▶ **Task brief**
Wherever the string "JSON" appears, copy the whole line.

Collected data entries

□ □ □ □

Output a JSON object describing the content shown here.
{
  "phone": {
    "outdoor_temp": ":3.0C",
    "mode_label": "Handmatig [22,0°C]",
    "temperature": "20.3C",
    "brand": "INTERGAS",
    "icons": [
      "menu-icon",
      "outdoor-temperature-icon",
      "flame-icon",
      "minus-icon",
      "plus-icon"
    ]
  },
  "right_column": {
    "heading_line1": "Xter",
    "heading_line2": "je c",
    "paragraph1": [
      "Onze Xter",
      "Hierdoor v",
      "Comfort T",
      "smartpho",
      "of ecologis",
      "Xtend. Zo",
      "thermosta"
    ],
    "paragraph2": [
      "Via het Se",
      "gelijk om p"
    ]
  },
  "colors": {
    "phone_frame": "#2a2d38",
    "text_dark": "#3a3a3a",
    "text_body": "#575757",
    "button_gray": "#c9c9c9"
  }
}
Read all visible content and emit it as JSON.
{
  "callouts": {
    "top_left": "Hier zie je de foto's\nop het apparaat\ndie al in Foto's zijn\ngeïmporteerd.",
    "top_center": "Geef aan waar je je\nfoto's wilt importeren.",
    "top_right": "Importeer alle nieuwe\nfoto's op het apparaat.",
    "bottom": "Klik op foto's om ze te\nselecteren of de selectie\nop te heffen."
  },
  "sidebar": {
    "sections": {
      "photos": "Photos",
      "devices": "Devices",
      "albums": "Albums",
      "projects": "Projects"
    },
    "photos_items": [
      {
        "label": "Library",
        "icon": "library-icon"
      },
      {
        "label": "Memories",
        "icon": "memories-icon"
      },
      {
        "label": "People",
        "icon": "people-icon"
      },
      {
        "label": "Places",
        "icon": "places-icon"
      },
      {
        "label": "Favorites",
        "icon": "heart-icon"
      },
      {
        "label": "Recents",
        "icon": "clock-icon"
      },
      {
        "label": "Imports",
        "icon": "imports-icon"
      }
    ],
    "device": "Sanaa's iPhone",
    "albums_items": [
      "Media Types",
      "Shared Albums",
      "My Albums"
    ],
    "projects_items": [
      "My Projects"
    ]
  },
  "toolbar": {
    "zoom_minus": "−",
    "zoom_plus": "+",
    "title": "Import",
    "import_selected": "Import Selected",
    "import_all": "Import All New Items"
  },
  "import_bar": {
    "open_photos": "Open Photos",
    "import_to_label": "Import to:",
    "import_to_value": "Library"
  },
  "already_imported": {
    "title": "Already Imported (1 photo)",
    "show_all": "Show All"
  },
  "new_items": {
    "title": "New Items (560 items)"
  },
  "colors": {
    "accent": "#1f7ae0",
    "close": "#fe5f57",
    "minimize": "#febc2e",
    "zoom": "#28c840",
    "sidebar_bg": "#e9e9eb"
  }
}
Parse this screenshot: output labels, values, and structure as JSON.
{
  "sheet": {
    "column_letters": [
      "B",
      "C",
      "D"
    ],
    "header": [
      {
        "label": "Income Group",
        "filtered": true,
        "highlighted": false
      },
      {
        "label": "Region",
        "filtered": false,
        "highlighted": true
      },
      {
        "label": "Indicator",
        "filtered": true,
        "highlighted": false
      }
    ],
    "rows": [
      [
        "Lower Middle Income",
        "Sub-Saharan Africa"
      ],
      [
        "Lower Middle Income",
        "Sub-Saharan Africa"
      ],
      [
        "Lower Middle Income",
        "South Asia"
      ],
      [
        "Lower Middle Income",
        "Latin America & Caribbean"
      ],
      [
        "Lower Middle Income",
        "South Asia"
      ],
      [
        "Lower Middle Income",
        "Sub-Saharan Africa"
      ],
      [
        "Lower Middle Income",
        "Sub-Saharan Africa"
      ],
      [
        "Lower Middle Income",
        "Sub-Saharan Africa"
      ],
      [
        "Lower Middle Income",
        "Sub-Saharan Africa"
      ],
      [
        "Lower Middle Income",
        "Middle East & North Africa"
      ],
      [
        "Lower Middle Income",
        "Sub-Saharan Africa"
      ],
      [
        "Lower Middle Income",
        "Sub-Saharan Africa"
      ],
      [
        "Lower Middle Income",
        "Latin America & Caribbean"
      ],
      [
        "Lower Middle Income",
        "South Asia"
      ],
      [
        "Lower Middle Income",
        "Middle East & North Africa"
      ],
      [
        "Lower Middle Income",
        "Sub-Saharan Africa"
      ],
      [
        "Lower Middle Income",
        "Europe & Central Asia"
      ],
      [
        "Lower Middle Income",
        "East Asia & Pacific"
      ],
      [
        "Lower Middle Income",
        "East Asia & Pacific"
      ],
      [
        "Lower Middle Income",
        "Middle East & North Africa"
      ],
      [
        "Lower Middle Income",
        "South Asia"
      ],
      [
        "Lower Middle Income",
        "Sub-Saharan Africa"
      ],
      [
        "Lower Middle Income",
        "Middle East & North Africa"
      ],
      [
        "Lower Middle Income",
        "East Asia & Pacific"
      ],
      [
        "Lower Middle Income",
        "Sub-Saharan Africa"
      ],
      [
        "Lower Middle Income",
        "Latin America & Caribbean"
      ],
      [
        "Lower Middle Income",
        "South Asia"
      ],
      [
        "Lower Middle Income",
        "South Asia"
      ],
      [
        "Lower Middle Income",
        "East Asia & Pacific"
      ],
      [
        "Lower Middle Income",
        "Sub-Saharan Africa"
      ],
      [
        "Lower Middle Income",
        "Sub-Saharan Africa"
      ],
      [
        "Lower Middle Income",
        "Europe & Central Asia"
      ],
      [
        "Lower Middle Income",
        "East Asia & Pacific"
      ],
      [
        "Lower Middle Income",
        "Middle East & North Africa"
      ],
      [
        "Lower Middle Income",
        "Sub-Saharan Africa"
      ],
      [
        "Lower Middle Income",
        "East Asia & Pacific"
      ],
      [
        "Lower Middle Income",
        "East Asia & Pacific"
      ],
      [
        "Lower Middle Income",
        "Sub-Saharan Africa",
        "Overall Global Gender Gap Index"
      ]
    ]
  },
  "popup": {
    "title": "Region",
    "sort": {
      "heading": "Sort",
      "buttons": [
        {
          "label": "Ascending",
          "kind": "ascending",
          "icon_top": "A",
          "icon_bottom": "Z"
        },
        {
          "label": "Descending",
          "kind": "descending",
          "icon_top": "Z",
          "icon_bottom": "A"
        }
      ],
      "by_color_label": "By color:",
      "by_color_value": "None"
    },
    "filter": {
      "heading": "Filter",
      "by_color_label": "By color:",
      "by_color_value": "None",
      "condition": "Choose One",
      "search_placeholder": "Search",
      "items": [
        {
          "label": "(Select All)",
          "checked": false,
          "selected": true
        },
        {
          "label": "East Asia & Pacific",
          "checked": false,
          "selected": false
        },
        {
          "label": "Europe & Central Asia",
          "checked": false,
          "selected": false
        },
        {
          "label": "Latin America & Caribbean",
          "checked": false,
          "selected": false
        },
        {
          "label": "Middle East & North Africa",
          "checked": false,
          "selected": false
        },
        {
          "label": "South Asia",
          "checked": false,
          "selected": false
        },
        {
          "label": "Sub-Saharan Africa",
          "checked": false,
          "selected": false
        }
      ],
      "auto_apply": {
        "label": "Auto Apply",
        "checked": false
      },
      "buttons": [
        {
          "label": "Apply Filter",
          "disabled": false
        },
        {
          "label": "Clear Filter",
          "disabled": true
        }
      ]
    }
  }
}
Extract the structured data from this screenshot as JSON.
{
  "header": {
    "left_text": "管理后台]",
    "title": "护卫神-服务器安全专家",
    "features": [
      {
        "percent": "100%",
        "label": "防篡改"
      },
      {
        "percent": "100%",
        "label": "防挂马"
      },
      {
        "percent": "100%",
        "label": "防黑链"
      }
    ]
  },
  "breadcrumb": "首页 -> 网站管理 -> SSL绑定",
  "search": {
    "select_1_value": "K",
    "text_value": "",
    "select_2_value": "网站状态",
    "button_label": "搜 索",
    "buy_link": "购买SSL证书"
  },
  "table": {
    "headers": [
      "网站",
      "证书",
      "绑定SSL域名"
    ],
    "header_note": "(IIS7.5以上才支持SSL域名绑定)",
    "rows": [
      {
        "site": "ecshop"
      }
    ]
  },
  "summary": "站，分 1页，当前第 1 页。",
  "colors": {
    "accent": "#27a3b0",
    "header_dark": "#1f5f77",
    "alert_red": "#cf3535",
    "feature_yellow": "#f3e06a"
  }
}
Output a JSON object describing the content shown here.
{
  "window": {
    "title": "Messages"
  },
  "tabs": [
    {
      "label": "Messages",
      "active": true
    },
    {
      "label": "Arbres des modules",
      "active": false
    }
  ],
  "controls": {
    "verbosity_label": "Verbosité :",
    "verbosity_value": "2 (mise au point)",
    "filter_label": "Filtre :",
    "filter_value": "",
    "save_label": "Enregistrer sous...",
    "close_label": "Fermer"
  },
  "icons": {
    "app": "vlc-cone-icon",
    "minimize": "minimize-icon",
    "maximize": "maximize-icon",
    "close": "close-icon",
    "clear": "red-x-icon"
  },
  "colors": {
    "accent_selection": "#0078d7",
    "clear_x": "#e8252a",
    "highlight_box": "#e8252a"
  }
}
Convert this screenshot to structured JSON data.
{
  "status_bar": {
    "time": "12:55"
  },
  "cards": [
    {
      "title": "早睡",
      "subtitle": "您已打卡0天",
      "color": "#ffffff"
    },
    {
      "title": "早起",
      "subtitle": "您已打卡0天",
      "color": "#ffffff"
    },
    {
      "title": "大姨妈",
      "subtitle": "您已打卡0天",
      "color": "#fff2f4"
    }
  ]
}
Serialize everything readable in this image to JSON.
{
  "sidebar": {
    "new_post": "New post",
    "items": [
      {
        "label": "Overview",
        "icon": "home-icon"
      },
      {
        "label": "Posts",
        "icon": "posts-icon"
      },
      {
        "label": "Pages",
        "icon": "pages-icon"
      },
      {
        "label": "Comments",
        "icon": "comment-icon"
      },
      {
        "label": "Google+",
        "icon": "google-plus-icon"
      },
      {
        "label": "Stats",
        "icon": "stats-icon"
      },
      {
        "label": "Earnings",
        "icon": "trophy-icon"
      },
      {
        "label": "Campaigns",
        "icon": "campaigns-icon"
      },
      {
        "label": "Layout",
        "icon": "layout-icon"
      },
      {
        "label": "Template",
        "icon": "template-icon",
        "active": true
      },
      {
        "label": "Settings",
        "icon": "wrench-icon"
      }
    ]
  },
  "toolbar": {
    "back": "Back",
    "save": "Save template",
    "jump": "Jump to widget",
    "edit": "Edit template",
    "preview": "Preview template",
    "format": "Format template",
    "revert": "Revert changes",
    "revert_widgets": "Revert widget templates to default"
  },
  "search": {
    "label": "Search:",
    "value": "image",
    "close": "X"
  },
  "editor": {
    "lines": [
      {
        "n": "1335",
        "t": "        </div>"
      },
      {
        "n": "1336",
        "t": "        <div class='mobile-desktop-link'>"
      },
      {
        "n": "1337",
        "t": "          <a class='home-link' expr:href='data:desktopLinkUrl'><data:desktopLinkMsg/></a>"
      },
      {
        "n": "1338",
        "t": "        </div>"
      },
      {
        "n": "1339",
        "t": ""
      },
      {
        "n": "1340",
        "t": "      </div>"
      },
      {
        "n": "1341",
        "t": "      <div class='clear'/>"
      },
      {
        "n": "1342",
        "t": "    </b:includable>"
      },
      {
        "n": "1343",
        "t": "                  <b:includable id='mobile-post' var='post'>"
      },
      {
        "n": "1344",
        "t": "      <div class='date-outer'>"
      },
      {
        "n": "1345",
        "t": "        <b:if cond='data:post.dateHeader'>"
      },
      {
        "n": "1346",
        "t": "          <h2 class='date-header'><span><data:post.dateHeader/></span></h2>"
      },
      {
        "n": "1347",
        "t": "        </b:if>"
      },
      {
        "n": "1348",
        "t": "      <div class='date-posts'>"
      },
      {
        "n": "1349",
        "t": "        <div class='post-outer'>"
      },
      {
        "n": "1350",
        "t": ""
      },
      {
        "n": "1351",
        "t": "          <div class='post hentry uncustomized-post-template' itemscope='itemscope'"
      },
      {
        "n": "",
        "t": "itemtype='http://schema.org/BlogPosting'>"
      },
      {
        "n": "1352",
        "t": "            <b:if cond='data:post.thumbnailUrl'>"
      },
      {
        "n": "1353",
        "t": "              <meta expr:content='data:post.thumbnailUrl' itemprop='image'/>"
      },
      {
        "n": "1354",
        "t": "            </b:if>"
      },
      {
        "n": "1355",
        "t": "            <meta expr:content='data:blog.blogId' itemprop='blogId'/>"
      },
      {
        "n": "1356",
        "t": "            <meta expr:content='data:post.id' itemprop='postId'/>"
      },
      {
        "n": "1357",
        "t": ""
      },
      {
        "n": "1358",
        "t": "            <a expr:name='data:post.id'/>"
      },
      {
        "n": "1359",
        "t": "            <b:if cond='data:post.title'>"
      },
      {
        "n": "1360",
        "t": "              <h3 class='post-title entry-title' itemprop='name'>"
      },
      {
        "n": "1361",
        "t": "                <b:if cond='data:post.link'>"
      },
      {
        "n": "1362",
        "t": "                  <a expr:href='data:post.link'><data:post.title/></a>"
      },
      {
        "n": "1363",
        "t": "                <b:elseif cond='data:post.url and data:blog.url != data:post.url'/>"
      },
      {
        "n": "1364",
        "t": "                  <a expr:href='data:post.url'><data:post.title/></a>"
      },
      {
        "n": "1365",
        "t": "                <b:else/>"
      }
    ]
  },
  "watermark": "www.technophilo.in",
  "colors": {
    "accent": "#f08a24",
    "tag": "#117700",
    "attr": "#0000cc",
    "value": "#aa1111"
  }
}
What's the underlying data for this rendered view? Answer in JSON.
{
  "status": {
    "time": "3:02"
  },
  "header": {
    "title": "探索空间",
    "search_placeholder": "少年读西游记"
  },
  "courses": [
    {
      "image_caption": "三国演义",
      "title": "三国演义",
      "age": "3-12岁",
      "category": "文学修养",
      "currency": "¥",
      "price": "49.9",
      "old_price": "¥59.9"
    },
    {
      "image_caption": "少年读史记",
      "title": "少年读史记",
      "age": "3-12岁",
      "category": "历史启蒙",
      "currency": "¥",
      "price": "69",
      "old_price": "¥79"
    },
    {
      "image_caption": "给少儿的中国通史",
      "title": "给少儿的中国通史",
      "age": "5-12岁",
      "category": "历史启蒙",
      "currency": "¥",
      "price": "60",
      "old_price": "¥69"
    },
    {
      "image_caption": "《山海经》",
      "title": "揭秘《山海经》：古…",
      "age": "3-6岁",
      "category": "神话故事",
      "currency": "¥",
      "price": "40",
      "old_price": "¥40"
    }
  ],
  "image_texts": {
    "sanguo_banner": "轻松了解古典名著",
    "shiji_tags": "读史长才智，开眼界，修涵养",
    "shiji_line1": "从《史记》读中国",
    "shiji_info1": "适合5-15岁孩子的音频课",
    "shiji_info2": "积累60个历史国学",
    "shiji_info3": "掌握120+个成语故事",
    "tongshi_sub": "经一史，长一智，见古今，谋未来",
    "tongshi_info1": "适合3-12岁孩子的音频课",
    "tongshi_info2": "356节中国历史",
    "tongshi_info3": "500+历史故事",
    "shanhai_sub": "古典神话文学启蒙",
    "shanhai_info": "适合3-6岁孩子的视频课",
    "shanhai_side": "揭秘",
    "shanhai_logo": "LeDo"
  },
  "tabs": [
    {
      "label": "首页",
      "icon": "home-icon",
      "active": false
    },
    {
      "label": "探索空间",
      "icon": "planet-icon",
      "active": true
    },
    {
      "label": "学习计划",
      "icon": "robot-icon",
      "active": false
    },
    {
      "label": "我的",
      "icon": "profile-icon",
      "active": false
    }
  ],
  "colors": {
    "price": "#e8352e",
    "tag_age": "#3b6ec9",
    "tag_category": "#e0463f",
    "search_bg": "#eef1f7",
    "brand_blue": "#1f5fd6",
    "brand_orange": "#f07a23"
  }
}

□ □ □ □

▶ **The reply**
Output a JSON object describing the content shown here.
Read all visible content and emit it as JSON.
Parse this screenshot: output labels, values, and structure as JSON.
Extract the structured data from this screenshot as JSON.
Output a JSON object describing the content shown here.
Convert this screenshot to structured JSON data.
Serialize everything readable in this image to JSON.
What's the underlying data for this rendered view? Answer in JSON.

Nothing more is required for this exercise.